--- INFORMATION SUPPLIED ---

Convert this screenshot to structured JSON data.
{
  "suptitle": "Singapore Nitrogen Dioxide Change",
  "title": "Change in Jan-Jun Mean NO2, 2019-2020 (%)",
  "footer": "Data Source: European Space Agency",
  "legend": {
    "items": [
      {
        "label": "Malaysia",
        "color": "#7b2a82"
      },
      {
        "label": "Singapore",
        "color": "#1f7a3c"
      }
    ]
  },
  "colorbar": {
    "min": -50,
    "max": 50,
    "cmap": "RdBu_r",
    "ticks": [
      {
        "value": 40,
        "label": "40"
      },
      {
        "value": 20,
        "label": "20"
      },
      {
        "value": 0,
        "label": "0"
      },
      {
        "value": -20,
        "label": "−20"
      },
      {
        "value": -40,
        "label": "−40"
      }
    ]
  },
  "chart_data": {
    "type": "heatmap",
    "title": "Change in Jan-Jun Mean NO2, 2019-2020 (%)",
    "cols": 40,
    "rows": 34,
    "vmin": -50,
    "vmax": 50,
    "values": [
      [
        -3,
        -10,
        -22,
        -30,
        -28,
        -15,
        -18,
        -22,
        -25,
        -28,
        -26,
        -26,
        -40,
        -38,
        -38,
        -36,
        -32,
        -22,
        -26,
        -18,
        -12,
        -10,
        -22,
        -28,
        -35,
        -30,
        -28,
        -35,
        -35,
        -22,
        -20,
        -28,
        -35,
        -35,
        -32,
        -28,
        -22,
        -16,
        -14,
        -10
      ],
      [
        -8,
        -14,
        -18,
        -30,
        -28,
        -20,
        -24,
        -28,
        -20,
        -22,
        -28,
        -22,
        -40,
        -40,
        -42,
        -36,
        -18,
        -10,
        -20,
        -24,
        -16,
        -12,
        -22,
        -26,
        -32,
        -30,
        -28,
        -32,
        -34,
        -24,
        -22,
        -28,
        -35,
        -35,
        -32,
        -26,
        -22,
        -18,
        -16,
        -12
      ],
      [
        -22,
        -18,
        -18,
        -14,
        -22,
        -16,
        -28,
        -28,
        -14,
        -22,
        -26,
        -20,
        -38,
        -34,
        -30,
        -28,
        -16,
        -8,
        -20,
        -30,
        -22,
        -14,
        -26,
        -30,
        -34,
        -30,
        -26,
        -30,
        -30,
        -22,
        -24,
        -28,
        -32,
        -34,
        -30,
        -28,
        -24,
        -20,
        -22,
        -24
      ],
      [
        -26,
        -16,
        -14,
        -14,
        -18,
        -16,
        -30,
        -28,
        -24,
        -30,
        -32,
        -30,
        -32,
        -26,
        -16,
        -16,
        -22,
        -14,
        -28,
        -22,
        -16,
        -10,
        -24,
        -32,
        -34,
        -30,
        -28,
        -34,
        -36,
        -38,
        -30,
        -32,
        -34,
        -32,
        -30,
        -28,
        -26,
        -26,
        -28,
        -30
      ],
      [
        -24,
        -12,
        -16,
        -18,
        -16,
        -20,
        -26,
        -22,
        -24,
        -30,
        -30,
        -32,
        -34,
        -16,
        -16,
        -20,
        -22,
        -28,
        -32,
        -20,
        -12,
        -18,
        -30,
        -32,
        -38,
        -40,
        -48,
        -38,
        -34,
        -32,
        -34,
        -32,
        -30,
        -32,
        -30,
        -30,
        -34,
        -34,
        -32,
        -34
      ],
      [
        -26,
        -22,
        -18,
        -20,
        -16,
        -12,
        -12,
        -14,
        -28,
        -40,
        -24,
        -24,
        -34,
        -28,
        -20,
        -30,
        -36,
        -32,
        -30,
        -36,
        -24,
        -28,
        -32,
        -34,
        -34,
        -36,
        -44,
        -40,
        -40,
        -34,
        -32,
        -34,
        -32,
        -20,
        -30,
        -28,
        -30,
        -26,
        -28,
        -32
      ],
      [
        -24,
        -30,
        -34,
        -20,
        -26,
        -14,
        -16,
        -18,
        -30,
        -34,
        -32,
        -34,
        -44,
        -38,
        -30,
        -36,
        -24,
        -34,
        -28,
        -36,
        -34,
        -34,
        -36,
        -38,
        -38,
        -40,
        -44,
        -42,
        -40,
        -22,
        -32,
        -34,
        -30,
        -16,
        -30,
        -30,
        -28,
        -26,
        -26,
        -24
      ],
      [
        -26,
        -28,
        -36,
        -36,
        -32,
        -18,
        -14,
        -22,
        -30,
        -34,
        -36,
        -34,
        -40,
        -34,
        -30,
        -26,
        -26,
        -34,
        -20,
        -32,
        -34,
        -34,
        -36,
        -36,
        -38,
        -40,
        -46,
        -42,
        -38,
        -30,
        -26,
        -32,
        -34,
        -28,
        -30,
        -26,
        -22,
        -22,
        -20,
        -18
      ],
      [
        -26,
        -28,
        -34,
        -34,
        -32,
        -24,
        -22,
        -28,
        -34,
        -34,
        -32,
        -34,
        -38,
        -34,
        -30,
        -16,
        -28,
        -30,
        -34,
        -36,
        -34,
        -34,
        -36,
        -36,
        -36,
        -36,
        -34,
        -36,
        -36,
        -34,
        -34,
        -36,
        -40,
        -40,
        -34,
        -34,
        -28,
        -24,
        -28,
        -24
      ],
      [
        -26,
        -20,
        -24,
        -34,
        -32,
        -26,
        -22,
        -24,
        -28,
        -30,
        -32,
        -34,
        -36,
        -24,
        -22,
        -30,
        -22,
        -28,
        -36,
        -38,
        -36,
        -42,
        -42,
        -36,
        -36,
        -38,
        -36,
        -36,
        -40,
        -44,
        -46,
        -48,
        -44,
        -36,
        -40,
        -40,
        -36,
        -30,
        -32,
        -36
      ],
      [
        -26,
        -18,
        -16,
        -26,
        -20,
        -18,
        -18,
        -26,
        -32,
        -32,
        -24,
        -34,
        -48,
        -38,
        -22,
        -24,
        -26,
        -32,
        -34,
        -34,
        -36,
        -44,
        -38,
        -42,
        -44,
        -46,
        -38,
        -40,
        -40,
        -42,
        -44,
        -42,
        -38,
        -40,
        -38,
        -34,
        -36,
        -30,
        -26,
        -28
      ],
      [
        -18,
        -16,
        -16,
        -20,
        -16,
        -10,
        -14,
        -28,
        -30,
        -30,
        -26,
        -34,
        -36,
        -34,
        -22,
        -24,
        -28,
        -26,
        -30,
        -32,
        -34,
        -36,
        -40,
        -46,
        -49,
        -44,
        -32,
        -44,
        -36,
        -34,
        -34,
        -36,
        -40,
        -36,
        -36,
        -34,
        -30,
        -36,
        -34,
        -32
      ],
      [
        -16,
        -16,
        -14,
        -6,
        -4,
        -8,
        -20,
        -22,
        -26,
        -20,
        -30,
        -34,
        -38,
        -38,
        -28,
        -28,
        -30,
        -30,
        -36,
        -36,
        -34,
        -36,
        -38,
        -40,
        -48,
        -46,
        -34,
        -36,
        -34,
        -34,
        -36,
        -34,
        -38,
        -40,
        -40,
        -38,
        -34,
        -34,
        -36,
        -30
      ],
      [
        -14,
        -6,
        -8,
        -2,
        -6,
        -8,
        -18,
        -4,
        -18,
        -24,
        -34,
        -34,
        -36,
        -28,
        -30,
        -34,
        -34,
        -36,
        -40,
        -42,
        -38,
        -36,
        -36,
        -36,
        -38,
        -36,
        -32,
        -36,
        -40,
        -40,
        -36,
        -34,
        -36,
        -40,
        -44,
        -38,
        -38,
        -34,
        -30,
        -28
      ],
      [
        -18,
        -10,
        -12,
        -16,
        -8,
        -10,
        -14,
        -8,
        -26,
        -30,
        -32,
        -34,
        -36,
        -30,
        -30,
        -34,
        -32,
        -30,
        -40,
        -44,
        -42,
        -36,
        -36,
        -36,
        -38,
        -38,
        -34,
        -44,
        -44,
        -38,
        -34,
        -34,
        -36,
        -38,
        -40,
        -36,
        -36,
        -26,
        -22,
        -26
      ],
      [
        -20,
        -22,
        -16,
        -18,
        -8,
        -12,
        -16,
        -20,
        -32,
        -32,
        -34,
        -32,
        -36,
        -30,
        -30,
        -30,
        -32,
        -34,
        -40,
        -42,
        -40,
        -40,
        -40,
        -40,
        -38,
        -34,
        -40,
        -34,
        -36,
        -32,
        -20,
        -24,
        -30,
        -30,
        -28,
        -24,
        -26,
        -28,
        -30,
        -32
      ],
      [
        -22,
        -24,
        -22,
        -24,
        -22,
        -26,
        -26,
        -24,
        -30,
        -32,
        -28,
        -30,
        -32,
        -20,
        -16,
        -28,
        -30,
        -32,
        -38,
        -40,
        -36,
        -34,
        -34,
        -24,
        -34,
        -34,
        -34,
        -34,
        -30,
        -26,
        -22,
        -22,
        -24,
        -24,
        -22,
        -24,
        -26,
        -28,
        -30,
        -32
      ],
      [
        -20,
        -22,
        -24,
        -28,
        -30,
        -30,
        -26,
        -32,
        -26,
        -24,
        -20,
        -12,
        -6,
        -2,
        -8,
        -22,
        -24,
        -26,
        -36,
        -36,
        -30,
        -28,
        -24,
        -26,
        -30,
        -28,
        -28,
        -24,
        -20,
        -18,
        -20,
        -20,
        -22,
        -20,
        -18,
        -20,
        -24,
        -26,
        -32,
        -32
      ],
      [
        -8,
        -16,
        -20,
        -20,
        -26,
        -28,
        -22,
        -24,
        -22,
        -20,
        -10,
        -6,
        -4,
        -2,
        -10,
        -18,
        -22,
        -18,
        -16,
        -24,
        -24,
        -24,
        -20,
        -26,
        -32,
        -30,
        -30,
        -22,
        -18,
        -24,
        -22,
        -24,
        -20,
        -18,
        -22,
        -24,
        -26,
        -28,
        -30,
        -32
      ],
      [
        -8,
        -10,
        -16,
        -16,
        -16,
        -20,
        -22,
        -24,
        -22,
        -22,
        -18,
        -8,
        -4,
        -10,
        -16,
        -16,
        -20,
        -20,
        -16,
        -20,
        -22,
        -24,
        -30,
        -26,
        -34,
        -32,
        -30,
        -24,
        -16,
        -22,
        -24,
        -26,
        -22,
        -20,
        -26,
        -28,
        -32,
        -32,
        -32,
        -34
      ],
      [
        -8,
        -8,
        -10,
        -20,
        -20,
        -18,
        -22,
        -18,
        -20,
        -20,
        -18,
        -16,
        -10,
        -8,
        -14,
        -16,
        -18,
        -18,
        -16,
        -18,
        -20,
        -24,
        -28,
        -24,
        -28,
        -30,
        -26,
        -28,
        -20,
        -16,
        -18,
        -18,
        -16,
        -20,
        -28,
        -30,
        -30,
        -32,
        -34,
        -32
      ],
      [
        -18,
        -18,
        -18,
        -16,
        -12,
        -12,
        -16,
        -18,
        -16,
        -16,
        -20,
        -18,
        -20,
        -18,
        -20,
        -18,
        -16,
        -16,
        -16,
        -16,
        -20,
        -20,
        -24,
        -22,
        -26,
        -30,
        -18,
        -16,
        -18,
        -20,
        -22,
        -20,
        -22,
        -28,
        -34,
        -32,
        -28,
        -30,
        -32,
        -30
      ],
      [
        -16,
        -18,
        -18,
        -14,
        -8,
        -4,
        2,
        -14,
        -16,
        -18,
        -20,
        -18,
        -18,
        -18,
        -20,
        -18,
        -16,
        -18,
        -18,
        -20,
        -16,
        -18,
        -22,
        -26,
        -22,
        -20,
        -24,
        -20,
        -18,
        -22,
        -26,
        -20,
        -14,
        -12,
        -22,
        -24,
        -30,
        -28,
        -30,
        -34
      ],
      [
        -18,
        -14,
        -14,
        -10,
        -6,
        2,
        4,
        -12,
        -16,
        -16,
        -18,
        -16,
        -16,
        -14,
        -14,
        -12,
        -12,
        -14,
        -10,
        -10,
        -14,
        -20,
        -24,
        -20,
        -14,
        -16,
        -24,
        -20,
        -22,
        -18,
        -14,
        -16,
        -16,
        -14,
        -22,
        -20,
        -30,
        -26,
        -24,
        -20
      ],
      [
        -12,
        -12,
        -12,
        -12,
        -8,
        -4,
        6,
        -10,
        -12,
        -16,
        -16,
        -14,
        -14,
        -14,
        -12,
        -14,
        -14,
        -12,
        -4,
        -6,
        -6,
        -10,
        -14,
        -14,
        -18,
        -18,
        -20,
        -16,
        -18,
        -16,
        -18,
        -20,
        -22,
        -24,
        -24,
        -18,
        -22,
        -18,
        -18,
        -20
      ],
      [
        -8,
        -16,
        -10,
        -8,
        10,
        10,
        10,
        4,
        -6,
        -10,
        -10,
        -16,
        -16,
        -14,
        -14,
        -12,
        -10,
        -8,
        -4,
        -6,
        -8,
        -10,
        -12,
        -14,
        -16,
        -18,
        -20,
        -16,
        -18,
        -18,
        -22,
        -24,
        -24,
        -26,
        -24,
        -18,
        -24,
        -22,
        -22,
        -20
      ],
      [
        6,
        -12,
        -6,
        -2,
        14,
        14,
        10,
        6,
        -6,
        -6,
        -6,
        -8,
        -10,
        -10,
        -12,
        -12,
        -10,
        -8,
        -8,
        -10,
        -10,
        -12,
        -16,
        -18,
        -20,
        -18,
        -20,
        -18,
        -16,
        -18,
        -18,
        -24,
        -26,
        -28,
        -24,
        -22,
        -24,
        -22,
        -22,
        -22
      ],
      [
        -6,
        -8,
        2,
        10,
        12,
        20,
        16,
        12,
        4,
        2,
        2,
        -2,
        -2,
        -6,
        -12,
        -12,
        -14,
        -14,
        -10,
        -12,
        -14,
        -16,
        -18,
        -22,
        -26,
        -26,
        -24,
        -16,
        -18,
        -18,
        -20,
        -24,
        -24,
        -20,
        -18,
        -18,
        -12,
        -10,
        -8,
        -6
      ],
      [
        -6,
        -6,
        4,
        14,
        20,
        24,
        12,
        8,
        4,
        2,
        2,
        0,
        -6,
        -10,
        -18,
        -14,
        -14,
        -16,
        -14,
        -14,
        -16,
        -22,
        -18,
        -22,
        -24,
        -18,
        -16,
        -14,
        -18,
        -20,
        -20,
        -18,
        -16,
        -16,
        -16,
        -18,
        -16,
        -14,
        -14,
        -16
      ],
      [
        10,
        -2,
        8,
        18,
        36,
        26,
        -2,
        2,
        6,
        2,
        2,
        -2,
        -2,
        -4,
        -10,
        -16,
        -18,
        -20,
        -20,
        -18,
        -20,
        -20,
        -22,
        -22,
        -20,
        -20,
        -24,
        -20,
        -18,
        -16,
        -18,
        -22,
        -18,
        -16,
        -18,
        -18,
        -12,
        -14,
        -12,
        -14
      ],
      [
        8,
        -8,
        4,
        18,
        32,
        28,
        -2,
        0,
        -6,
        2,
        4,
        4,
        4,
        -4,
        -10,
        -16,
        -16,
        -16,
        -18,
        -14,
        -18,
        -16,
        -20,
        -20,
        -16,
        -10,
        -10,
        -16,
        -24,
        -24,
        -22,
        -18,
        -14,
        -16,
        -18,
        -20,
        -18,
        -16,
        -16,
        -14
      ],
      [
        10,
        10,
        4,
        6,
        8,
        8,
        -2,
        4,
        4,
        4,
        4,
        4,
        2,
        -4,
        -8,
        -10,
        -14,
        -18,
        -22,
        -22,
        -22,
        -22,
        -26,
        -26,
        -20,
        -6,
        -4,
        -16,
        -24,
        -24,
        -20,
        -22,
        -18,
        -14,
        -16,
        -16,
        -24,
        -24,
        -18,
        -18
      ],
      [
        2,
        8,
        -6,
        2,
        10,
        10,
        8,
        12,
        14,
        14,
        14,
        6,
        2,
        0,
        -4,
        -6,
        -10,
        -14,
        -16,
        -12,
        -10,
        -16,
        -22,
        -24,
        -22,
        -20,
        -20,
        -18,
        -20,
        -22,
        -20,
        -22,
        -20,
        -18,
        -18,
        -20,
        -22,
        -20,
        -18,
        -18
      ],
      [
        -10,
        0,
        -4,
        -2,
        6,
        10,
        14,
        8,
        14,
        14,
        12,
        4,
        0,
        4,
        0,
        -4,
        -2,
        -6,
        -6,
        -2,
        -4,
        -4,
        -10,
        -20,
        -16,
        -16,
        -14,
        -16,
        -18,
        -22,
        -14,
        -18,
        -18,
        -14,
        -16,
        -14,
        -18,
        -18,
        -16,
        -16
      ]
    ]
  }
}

---

__SET TASK__: Check each line above for "label" and return the ones that have it.

__COMPLETED EXERCISE__:
        "label": "Malaysia",
        "label": "Singapore",
        "label": "40"
        "label": "20"
        "label": "0"
        "label": "−20"
        "label": "−40"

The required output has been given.